> Dataset excerpts:
_ _ _ _ _
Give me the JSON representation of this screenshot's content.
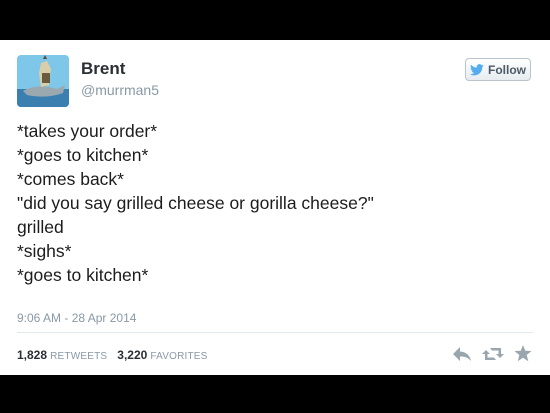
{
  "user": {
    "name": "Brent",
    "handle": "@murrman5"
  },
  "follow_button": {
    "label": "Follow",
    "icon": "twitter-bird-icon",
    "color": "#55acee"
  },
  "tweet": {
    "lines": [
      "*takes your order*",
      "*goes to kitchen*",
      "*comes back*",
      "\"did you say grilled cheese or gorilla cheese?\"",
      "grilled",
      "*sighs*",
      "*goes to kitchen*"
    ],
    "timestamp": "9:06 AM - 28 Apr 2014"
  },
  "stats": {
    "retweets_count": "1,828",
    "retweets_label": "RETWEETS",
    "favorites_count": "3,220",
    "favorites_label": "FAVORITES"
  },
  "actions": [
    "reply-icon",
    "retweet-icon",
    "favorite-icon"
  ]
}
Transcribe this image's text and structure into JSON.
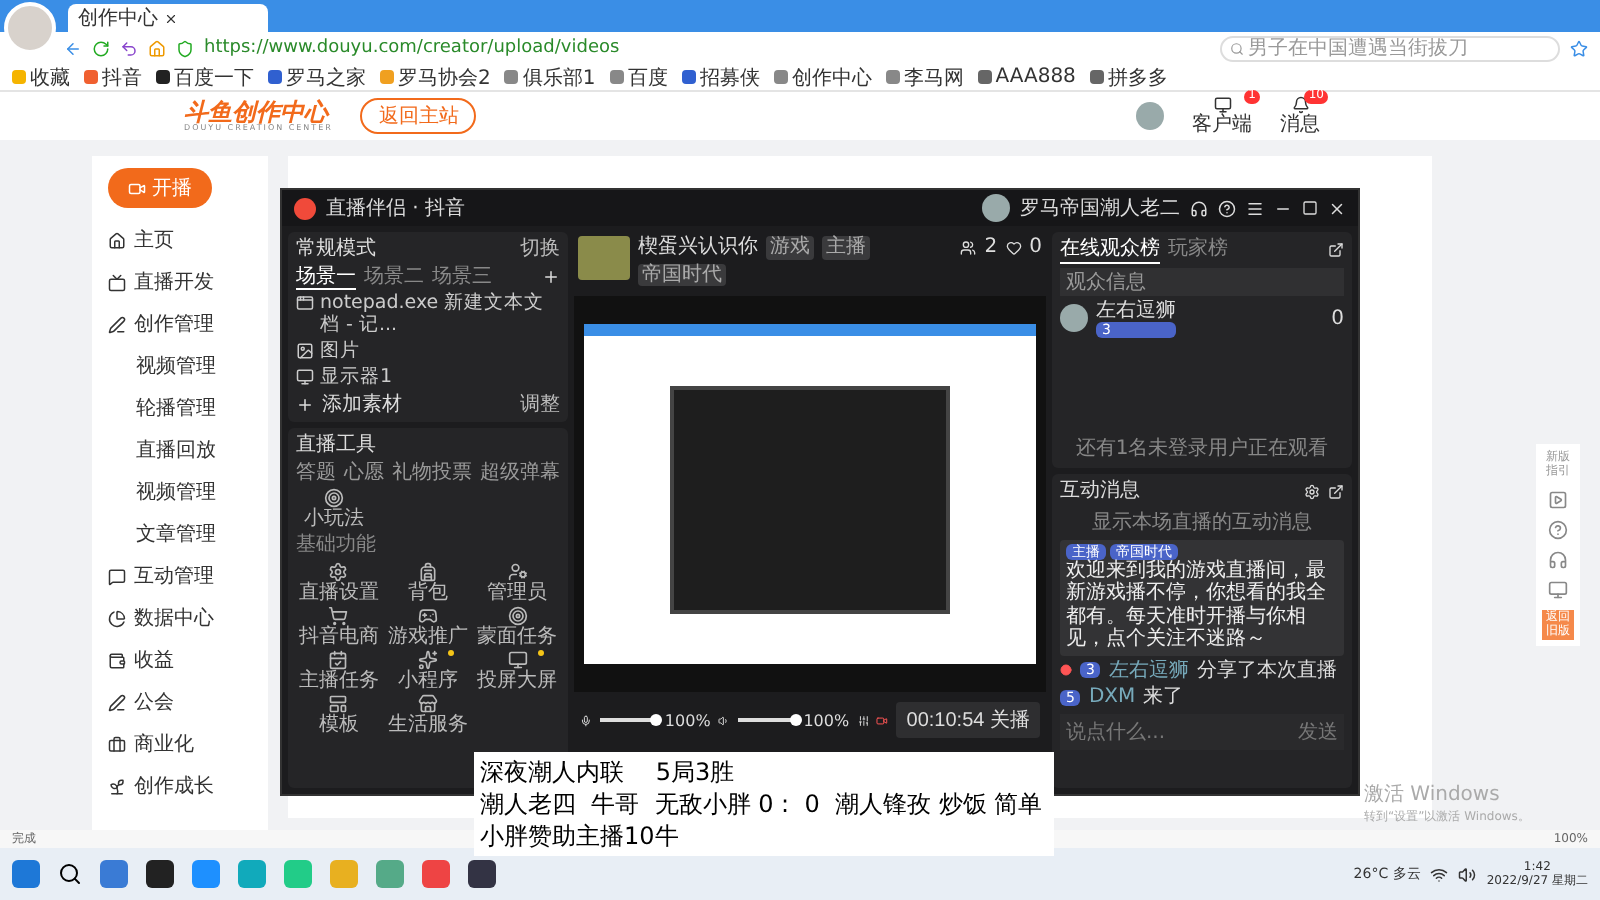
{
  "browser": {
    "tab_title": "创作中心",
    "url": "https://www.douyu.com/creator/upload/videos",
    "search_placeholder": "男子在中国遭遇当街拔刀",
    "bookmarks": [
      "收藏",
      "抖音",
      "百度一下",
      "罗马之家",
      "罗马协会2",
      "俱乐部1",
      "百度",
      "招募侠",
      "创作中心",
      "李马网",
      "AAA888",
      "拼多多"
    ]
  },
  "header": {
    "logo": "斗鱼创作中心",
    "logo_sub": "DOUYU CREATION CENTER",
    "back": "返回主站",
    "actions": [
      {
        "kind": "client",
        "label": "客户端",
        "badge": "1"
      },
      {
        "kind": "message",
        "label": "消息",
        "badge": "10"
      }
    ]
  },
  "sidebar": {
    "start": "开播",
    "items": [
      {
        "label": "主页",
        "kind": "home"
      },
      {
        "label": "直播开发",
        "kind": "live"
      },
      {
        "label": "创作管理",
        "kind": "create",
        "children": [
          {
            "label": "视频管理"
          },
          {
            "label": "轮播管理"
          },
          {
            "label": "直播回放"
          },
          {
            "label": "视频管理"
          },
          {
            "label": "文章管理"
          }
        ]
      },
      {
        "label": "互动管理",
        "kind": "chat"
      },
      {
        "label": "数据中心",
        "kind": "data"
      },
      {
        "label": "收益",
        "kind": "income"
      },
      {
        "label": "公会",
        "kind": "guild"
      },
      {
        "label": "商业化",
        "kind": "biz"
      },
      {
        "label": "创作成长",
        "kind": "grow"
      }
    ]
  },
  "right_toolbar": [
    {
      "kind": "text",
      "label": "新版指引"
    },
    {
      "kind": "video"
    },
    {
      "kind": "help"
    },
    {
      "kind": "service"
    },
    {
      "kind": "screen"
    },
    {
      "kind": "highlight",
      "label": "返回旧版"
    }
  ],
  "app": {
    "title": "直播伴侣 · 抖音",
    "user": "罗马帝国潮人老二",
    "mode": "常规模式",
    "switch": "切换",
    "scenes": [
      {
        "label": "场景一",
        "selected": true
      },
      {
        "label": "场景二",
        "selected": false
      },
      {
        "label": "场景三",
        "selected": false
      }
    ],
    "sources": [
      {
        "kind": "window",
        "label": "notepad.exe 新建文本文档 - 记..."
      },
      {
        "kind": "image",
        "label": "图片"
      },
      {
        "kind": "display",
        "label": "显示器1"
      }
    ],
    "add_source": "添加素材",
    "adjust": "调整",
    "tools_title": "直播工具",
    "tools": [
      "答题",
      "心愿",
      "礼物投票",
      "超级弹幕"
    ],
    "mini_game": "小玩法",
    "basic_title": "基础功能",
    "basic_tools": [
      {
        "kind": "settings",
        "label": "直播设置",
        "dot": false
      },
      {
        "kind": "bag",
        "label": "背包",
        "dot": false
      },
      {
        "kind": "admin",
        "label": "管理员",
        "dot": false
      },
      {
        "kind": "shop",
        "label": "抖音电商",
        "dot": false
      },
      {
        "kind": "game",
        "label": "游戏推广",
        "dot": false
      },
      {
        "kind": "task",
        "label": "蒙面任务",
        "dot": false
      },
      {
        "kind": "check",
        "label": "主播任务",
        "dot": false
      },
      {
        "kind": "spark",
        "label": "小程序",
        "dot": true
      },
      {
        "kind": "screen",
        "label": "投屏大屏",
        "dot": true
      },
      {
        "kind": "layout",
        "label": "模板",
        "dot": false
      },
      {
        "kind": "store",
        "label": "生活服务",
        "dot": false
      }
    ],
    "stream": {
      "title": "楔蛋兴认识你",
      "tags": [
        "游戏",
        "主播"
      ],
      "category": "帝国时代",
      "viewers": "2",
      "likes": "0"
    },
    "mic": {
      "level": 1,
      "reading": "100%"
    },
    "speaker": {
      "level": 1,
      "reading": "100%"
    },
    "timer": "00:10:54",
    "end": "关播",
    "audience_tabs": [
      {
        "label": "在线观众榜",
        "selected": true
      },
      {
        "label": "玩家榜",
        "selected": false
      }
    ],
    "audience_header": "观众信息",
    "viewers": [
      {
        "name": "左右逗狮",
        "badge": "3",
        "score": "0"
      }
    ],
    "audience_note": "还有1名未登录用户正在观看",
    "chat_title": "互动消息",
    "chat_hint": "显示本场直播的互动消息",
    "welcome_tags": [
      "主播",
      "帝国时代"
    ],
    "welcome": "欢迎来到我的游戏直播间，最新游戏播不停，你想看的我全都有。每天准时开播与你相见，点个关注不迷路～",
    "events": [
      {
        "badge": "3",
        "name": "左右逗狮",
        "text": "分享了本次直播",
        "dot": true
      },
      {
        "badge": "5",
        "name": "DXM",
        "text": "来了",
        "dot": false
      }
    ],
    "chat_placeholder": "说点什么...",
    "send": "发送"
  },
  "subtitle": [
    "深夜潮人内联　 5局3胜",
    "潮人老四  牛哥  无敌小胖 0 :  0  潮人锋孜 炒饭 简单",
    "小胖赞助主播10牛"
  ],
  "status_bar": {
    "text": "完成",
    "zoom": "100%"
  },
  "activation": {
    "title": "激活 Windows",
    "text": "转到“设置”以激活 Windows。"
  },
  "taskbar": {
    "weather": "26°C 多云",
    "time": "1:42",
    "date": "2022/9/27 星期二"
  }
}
_ _ _ _ _
> Instructions to follow: Quote in full the listing given above; the images are to be left out.

> Task answer:
Give me the JSON representation of this screenshot's content.
{
  "user": {
    "name": "Brent",
    "handle": "@murrman5"
  },
  "follow_button": {
    "label": "Follow",
    "icon": "twitter-bird-icon",
    "color": "#55acee"
  },
  "tweet": {
    "lines": [
      "*takes your order*",
      "*goes to kitchen*",
      "*comes back*",
      "\"did you say grilled cheese or gorilla cheese?\"",
      "grilled",
      "*sighs*",
      "*goes to kitchen*"
    ],
    "timestamp": "9:06 AM - 28 Apr 2014"
  },
  "stats": {
    "retweets_count": "1,828",
    "retweets_label": "RETWEETS",
    "favorites_count": "3,220",
    "favorites_label": "FAVORITES"
  },
  "actions": [
    "reply-icon",
    "retweet-icon",
    "favorite-icon"
  ]
}
Transcribe this image's text and structure into JSON.
{
  "browser": {
    "tab_title": "创作中心",
    "url": "https://www.douyu.com/creator/upload/videos",
    "search_placeholder": "男子在中国遭遇当街拔刀",
    "bookmarks": [
      "收藏",
      "抖音",
      "百度一下",
      "罗马之家",
      "罗马协会2",
      "俱乐部1",
      "百度",
      "招募侠",
      "创作中心",
      "李马网",
      "AAA888",
      "拼多多"
    ]
  },
  "header": {
    "logo": "斗鱼创作中心",
    "logo_sub": "DOUYU CREATION CENTER",
    "back": "返回主站",
    "actions": [
      {
        "kind": "client",
        "label": "客户端",
        "badge": "1"
      },
      {
        "kind": "message",
        "label": "消息",
        "badge": "10"
      }
    ]
  },
  "sidebar": {
    "start": "开播",
    "items": [
      {
        "label": "主页",
        "kind": "home"
      },
      {
        "label": "直播开发",
        "kind": "live"
      },
      {
        "label": "创作管理",
        "kind": "create",
        "children": [
          {
            "label": "视频管理"
          },
          {
            "label": "轮播管理"
          },
          {
            "label": "直播回放"
          },
          {
            "label": "视频管理"
          },
          {
            "label": "文章管理"
          }
        ]
      },
      {
        "label": "互动管理",
        "kind": "chat"
      },
      {
        "label": "数据中心",
        "kind": "data"
      },
      {
        "label": "收益",
        "kind": "income"
      },
      {
        "label": "公会",
        "kind": "guild"
      },
      {
        "label": "商业化",
        "kind": "biz"
      },
      {
        "label": "创作成长",
        "kind": "grow"
      }
    ]
  },
  "right_toolbar": [
    {
      "kind": "text",
      "label": "新版指引"
    },
    {
      "kind": "video"
    },
    {
      "kind": "help"
    },
    {
      "kind": "service"
    },
    {
      "kind": "screen"
    },
    {
      "kind": "highlight",
      "label": "返回旧版"
    }
  ],
  "app": {
    "title": "直播伴侣 · 抖音",
    "user": "罗马帝国潮人老二",
    "mode": "常规模式",
    "switch": "切换",
    "scenes": [
      {
        "label": "场景一",
        "selected": true
      },
      {
        "label": "场景二",
        "selected": false
      },
      {
        "label": "场景三",
        "selected": false
      }
    ],
    "sources": [
      {
        "kind": "window",
        "label": "notepad.exe 新建文本文档 - 记..."
      },
      {
        "kind": "image",
        "label": "图片"
      },
      {
        "kind": "display",
        "label": "显示器1"
      }
    ],
    "add_source": "添加素材",
    "adjust": "调整",
    "tools_title": "直播工具",
    "tools": [
      "答题",
      "心愿",
      "礼物投票",
      "超级弹幕"
    ],
    "mini_game": "小玩法",
    "basic_title": "基础功能",
    "basic_tools": [
      {
        "kind": "settings",
        "label": "直播设置",
        "dot": false
      },
      {
        "kind": "bag",
        "label": "背包",
        "dot": false
      },
      {
        "kind": "admin",
        "label": "管理员",
        "dot": false
      },
      {
        "kind": "shop",
        "label": "抖音电商",
        "dot": false
      },
      {
        "kind": "game",
        "label": "游戏推广",
        "dot": false
      },
      {
        "kind": "task",
        "label": "蒙面任务",
        "dot": false
      },
      {
        "kind": "check",
        "label": "主播任务",
        "dot": false
      },
      {
        "kind": "spark",
        "label": "小程序",
        "dot": true
      },
      {
        "kind": "screen",
        "label": "投屏大屏",
        "dot": true
      },
      {
        "kind": "layout",
        "label": "模板",
        "dot": false
      },
      {
        "kind": "store",
        "label": "生活服务",
        "dot": false
      }
    ],
    "stream": {
      "title": "楔蛋兴认识你",
      "tags": [
        "游戏",
        "主播"
      ],
      "category": "帝国时代",
      "viewers": "2",
      "likes": "0"
    },
    "mic": {
      "level": 1,
      "reading": "100%"
    },
    "speaker": {
      "level": 1,
      "reading": "100%"
    },
    "timer": "00:10:54",
    "end": "关播",
    "audience_tabs": [
      {
        "label": "在线观众榜",
        "selected": true
      },
      {
        "label": "玩家榜",
        "selected": false
      }
    ],
    "audience_header": "观众信息",
    "viewers": [
      {
        "name": "左右逗狮",
        "badge": "3",
        "score": "0"
      }
    ],
    "audience_note": "还有1名未登录用户正在观看",
    "chat_title": "互动消息",
    "chat_hint": "显示本场直播的互动消息",
    "welcome_tags": [
      "主播",
      "帝国时代"
    ],
    "welcome": "欢迎来到我的游戏直播间，最新游戏播不停，你想看的我全都有。每天准时开播与你相见，点个关注不迷路～",
    "events": [
      {
        "badge": "3",
        "name": "左右逗狮",
        "text": "分享了本次直播",
        "dot": true
      },
      {
        "badge": "5",
        "name": "DXM",
        "text": "来了",
        "dot": false
      }
    ],
    "chat_placeholder": "说点什么...",
    "send": "发送"
  },
  "subtitle": [
    "深夜潮人内联　 5局3胜",
    "潮人老四  牛哥  无敌小胖 0 :  0  潮人锋孜 炒饭 简单",
    "小胖赞助主播10牛"
  ],
  "status_bar": {
    "text": "完成",
    "zoom": "100%"
  },
  "activation": {
    "title": "激活 Windows",
    "text": "转到“设置”以激活 Windows。"
  },
  "taskbar": {
    "weather": "26°C 多云",
    "time": "1:42",
    "date": "2022/9/27 星期二"
  }
}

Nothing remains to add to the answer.